▶ _Input records_
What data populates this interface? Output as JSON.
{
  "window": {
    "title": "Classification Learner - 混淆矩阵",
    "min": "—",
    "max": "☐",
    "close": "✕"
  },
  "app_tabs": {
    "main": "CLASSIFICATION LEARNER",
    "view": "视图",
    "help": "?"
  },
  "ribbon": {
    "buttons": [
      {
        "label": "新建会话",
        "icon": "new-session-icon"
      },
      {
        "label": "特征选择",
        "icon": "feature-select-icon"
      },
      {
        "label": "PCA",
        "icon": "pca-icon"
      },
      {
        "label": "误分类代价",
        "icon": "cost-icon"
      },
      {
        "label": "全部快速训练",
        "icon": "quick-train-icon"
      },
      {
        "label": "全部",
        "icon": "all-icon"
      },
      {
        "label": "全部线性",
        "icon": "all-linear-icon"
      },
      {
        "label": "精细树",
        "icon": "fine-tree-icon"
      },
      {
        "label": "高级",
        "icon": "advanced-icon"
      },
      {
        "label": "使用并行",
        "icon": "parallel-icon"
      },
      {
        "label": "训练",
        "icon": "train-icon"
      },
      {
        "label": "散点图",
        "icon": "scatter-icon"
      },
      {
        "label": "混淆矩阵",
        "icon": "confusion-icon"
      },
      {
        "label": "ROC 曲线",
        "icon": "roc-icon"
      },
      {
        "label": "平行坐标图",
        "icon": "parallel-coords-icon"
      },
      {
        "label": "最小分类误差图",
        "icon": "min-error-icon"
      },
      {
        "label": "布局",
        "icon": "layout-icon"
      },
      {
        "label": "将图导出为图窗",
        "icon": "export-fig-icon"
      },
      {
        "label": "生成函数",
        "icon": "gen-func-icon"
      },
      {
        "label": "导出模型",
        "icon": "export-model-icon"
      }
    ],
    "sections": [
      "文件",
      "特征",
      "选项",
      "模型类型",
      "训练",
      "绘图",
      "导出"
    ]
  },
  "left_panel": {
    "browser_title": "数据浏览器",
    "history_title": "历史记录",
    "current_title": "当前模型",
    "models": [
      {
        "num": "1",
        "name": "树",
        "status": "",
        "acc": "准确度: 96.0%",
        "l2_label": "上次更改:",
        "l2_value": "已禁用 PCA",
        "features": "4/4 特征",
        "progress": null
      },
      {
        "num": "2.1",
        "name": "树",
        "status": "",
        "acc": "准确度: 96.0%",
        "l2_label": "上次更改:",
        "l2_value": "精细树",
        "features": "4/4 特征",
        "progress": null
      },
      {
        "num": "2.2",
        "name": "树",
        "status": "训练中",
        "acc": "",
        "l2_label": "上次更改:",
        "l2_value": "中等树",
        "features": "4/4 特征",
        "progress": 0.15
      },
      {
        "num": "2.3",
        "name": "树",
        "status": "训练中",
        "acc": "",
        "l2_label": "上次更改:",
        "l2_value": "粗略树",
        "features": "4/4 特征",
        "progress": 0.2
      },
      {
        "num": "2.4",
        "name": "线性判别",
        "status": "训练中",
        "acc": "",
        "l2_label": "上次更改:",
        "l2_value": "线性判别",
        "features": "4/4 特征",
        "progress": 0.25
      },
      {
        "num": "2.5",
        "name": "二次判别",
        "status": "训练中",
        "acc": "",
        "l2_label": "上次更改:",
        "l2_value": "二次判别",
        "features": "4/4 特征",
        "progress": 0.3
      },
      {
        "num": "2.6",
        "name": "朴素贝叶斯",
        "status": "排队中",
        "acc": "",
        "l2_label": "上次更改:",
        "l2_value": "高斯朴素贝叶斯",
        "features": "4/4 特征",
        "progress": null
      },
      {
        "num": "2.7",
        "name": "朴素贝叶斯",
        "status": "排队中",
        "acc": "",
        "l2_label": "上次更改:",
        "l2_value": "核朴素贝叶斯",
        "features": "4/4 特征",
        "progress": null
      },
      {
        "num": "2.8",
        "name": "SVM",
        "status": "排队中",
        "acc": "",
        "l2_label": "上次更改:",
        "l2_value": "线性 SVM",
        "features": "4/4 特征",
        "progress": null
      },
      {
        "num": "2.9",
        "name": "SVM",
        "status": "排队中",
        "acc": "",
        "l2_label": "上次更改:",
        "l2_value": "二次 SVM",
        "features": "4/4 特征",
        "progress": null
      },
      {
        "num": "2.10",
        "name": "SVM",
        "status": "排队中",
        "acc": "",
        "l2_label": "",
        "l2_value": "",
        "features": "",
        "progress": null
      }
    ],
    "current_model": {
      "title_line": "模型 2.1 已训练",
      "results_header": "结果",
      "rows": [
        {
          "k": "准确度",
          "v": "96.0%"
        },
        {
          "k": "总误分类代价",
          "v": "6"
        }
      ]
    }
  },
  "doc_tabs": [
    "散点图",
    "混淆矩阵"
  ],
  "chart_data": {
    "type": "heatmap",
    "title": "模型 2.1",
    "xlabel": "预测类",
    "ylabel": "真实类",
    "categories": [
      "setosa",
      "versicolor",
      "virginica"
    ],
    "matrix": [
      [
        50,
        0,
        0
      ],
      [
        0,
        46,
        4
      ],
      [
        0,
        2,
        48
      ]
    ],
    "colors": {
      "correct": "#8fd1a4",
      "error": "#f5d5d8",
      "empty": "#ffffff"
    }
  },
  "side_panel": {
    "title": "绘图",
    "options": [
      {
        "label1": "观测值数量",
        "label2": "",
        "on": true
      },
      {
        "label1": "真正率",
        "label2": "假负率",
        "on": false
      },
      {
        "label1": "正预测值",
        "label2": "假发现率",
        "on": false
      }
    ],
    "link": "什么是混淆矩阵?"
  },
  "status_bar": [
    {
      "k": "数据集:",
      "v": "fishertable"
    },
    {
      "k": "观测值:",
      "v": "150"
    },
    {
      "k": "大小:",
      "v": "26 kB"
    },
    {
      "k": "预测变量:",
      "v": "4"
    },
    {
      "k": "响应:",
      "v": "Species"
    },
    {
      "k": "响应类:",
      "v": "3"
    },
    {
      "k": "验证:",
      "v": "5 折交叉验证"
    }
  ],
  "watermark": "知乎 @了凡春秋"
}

▶ _Brief_
Copy all lines from the data that hold the word "train".

▶ _Exercise answer_
        "icon": "quick-train-icon"
        "icon": "train-icon"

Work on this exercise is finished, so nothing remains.